● **TASK DIRECTIONS**:
Below is a block of records; repeat each one exactly.

● **RECORDS FOR THE TASK**:
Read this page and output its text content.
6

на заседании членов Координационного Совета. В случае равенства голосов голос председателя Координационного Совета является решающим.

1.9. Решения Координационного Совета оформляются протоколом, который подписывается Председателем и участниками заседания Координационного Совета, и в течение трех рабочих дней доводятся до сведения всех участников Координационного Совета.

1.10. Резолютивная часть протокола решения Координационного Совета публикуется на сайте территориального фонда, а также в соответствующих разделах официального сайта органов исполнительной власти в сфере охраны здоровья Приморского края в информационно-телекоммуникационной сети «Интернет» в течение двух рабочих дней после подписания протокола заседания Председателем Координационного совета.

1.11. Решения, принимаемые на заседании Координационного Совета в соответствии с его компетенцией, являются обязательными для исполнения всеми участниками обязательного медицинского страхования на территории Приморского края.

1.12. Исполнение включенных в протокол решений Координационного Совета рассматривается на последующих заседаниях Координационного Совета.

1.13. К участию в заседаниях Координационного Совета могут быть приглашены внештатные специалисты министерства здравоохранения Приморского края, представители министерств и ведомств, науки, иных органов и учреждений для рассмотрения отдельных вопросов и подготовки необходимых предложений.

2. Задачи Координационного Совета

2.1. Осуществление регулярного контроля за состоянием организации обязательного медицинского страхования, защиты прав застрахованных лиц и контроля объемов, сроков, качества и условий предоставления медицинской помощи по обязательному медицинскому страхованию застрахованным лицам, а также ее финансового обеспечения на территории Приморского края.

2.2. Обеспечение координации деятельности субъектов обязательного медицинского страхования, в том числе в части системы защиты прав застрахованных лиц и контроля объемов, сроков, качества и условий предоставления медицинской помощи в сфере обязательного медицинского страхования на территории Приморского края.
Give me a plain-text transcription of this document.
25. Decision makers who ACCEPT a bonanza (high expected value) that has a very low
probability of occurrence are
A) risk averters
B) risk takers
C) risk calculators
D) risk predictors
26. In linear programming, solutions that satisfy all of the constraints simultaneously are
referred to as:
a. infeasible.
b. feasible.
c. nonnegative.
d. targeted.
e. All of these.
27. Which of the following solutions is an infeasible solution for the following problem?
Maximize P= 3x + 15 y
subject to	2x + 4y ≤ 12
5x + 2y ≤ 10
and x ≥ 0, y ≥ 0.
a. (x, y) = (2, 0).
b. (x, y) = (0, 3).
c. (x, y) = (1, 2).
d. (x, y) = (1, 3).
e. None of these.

● **RESULT OF THE EXERCISE**:
Read this page and output its text content.
6

на заседании членов Координационного Совета. В случае равенства голосов голос председателя Координационного Совета является решающим.

1.9. Решения Координационного Совета оформляются протоколом, который подписывается Председателем и участниками заседания Координационного Совета, и в течение трех рабочих дней доводятся до сведения всех участников Координационного Совета.

1.10. Резолютивная часть протокола решения Координационного Совета публикуется на сайте территориального фонда, а также в соответствующих разделах официального сайта органов исполнительной власти в сфере охраны здоровья Приморского края в информационно-телекоммуникационной сети «Интернет» в течение двух рабочих дней после подписания протокола заседания Председателем Координационного совета.

1.11. Решения, принимаемые на заседании Координационного Совета в соответствии с его компетенцией, являются обязательными для исполнения всеми участниками обязательного медицинского страхования на территории Приморского края.

1.12. Исполнение включенных в протокол решений Координационного Совета рассматривается на последующих заседаниях Координационного Совета.

1.13. К участию в заседаниях Координационного Совета могут быть приглашены внештатные специалисты министерства здравоохранения Приморского края, представители министерств и ведомств, науки, иных органов и учреждений для рассмотрения отдельных вопросов и подготовки необходимых предложений.

2. Задачи Координационного Совета

2.1. Осуществление регулярного контроля за состоянием организации обязательного медицинского страхования, защиты прав застрахованных лиц и контроля объемов, сроков, качества и условий предоставления медицинской помощи по обязательному медицинскому страхованию застрахованным лицам, а также ее финансового обеспечения на территории Приморского края.

2.2. Обеспечение координации деятельности субъектов обязательного медицинского страхования, в том числе в части системы защиты прав застрахованных лиц и контроля объемов, сроков, качества и условий предоставления медицинской помощи в сфере обязательного медицинского страхования на территории Приморского края.
Give me a plain-text transcription of this document.
25. Decision makers who ACCEPT a bonanza (high expected value) that has a very low
probability of occurrence are
A) risk averters
B) risk takers
C) risk calculators
D) risk predictors
26. In linear programming, solutions that satisfy all of the constraints simultaneously are
referred to as:
a. infeasible.
b. feasible.
c. nonnegative.
d. targeted.
e. All of these.
27. Which of the following solutions is an infeasible solution for the following problem?
Maximize P= 3x + 15 y
subject to	2x + 4y ≤ 12
5x + 2y ≤ 10
and x ≥ 0, y ≥ 0.
a. (x, y) = (2, 0).
b. (x, y) = (0, 3).
c. (x, y) = (1, 2).
d. (x, y) = (1, 3).
e. None of these.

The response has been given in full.